>> Start

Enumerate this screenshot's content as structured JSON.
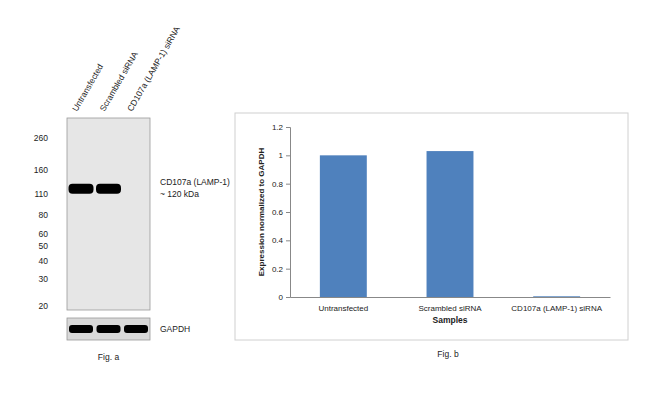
{
  "chart_data": {
    "type": "bar",
    "caption": "Fig. b",
    "categories": [
      "Untransfected",
      "Scrambled siRNA",
      "CD107a (LAMP-1)  siRNA"
    ],
    "values": [
      1,
      1.03,
      0.005
    ],
    "color": "#4f81bd",
    "x_label": "Samples",
    "y_label": "Expression normalized to GAPDH",
    "ylim": [
      0,
      1.2
    ],
    "yticks": [
      0,
      0.2,
      0.4,
      0.6,
      0.8,
      1,
      1.2
    ],
    "grid": false
  },
  "blot": {
    "caption": "Fig. a",
    "lanes": [
      "Untransfected",
      "Scrambled siRNA",
      "CD107a (LAMP-1) siRNA"
    ],
    "markers": [
      260,
      160,
      110,
      80,
      60,
      50,
      40,
      30,
      20
    ],
    "target_label": "CD107a (LAMP-1)",
    "target_size_label": "~ 120 kDa",
    "target_kda": 120,
    "target_bands": [
      1,
      1,
      0
    ],
    "control_label": "GAPDH",
    "control_bands": [
      1,
      1,
      1
    ]
  }
}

>> End

Print all of the entries word for word. Skip any images they contain.

Enumerate this screenshot's content as structured JSON.
{
  "chart_data": {
    "type": "bar",
    "caption": "Fig. b",
    "categories": [
      "Untransfected",
      "Scrambled siRNA",
      "CD107a (LAMP-1)  siRNA"
    ],
    "values": [
      1,
      1.03,
      0.005
    ],
    "color": "#4f81bd",
    "x_label": "Samples",
    "y_label": "Expression normalized to GAPDH",
    "ylim": [
      0,
      1.2
    ],
    "yticks": [
      0,
      0.2,
      0.4,
      0.6,
      0.8,
      1,
      1.2
    ],
    "grid": false
  },
  "blot": {
    "caption": "Fig. a",
    "lanes": [
      "Untransfected",
      "Scrambled siRNA",
      "CD107a (LAMP-1) siRNA"
    ],
    "markers": [
      260,
      160,
      110,
      80,
      60,
      50,
      40,
      30,
      20
    ],
    "target_label": "CD107a (LAMP-1)",
    "target_size_label": "~ 120 kDa",
    "target_kda": 120,
    "target_bands": [
      1,
      1,
      0
    ],
    "control_label": "GAPDH",
    "control_bands": [
      1,
      1,
      1
    ]
  }
}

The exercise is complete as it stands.